Pull out every line below that contains the word "title".
BEGIN RECORDS PROVIDED
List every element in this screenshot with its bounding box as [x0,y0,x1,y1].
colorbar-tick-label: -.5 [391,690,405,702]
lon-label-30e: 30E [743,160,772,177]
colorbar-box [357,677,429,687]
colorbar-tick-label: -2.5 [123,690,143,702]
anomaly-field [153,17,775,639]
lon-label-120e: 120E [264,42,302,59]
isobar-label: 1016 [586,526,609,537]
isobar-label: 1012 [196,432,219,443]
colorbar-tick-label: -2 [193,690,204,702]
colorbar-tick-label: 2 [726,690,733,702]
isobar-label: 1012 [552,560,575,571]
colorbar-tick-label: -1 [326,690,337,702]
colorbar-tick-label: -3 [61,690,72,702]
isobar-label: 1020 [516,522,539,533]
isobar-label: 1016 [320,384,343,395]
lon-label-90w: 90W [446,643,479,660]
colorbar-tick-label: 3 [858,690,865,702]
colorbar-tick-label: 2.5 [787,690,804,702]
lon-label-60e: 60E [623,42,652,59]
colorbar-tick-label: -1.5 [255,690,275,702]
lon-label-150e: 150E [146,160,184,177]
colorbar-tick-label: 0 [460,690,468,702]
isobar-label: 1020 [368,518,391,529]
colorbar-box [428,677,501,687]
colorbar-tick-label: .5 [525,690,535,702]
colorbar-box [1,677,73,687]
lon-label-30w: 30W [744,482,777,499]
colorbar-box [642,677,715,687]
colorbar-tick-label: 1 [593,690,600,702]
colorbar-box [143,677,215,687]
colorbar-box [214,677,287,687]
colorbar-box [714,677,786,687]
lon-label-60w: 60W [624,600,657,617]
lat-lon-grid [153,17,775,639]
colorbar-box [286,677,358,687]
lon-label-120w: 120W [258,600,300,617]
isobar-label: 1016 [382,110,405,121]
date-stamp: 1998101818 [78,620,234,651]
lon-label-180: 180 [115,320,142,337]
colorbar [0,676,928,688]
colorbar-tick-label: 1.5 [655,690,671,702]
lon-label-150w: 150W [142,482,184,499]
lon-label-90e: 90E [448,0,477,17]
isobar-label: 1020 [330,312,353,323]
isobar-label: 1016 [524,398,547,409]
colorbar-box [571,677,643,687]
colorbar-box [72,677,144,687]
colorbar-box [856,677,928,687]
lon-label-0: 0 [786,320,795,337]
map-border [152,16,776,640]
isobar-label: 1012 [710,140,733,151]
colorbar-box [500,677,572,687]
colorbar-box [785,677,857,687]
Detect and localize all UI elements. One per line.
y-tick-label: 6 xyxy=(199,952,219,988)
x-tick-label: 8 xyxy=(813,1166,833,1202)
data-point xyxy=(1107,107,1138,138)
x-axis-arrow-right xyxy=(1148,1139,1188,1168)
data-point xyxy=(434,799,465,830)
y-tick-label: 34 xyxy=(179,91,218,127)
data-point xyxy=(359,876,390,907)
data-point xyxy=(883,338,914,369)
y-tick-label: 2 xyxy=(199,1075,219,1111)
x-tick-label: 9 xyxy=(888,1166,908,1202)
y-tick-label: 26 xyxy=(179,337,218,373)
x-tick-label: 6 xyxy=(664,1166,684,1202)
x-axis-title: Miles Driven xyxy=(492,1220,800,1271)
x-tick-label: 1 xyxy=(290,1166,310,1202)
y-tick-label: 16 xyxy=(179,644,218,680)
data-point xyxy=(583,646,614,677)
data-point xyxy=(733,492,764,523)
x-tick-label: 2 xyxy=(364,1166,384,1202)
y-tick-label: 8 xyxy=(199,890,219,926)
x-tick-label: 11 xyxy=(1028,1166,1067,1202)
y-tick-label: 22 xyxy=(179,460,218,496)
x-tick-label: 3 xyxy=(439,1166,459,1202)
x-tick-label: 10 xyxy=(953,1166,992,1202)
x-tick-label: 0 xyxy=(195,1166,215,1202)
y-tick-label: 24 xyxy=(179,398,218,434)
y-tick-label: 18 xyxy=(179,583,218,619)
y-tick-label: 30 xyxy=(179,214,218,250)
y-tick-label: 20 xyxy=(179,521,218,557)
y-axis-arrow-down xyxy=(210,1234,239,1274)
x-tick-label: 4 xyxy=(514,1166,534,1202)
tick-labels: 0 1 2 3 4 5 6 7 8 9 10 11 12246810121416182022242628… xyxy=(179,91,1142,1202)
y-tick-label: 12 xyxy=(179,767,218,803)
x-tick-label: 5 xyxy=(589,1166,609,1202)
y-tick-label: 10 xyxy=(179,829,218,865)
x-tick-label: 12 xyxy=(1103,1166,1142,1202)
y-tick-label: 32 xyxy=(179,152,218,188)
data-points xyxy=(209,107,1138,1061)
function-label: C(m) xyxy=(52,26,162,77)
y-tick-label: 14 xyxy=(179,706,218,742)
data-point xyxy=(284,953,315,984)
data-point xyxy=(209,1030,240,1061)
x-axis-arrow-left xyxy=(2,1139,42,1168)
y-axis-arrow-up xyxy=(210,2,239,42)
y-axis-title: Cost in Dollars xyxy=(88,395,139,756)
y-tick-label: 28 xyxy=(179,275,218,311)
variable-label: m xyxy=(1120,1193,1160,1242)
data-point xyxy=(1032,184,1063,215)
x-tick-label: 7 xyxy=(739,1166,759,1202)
END RECORDS PROVIDED
→ **RESULT OF THIS TASK**:
x-axis-title: Miles Driven xyxy=(492,1220,800,1271)
y-axis-title: Cost in Dollars xyxy=(88,395,139,756)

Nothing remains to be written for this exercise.